REQUIREMENT
Transcribe the records that follow exactly. Skip the pictures.
[begin INFORMATION PROVIDED]
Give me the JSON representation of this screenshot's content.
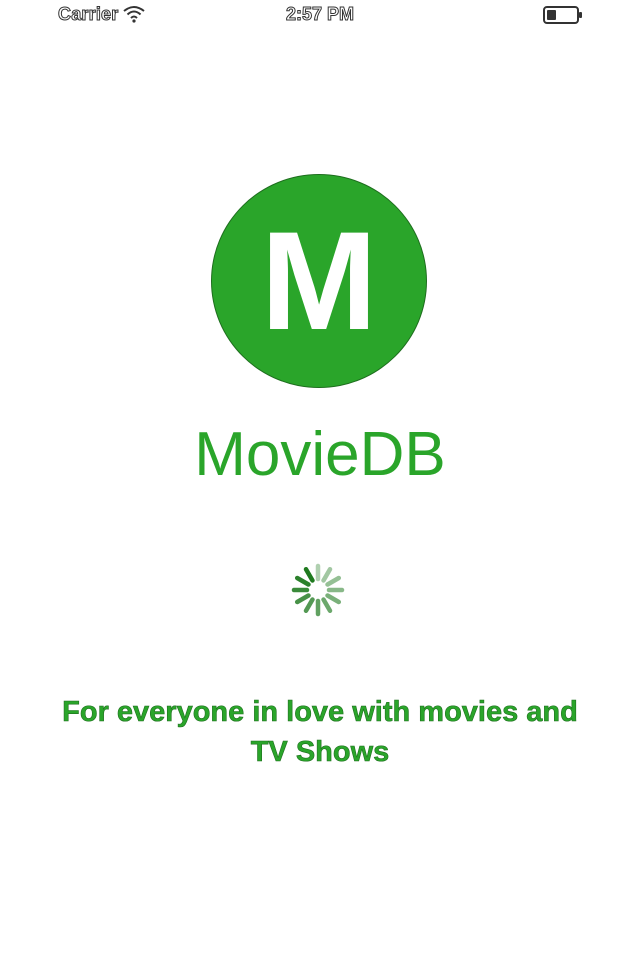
{
  "status_bar": {
    "carrier": "Carrier",
    "time": "2:57 PM",
    "wifi_icon": "wifi-icon",
    "battery_icon": "battery-icon"
  },
  "splash": {
    "logo_letter": "M",
    "app_name": "MovieDB",
    "tagline": "For everyone in love with movies and TV Shows",
    "spinner_icon": "activity-indicator-icon"
  },
  "colors": {
    "brand_green": "#2aa52a",
    "spinner_green": "#1f7a1f",
    "background": "#ffffff"
  }
}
[end INFORMATION PROVIDED]
RESPONSE
Give me the JSON representation of this screenshot's content.
{
  "status_bar": {
    "carrier": "Carrier",
    "time": "2:57 PM",
    "wifi_icon": "wifi-icon",
    "battery_icon": "battery-icon"
  },
  "splash": {
    "logo_letter": "M",
    "app_name": "MovieDB",
    "tagline": "For everyone in love with movies and TV Shows",
    "spinner_icon": "activity-indicator-icon"
  },
  "colors": {
    "brand_green": "#2aa52a",
    "spinner_green": "#1f7a1f",
    "background": "#ffffff"
  }
}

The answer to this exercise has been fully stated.